• _Exercise aim_
Extract all lines that hold "Patê" from the records below.

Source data
◆ ◆ ◆ ◆ ◆

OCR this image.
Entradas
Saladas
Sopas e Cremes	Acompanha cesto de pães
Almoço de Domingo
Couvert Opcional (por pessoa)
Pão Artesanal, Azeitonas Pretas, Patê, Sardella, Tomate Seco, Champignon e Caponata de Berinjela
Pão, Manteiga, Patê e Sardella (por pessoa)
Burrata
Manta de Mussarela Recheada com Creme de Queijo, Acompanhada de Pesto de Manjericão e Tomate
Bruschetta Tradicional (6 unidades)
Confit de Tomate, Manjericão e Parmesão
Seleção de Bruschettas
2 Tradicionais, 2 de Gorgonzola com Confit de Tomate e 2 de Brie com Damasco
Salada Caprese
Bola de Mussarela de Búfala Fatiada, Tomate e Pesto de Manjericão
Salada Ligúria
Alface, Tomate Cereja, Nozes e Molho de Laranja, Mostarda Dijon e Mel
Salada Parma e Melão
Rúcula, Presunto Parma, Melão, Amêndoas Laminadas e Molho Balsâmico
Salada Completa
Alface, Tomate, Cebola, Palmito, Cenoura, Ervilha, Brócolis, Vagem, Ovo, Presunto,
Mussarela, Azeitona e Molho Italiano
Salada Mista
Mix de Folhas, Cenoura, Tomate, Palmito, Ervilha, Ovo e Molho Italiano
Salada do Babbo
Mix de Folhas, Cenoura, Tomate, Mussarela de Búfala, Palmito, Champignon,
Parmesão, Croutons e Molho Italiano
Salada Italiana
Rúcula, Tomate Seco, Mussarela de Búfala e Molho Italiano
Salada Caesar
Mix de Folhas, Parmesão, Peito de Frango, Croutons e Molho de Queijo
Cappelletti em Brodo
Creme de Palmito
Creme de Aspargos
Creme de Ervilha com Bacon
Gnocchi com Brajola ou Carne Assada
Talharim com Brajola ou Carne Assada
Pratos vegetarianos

◆ ◆ ◆ ◆ ◆

• _Task answer_
Pão Artesanal, Azeitonas Pretas, Patê, Sardella, Tomate Seco, Champignon e Caponata de Berinjela
Pão, Manteiga, Patê e Sardella (por pessoa)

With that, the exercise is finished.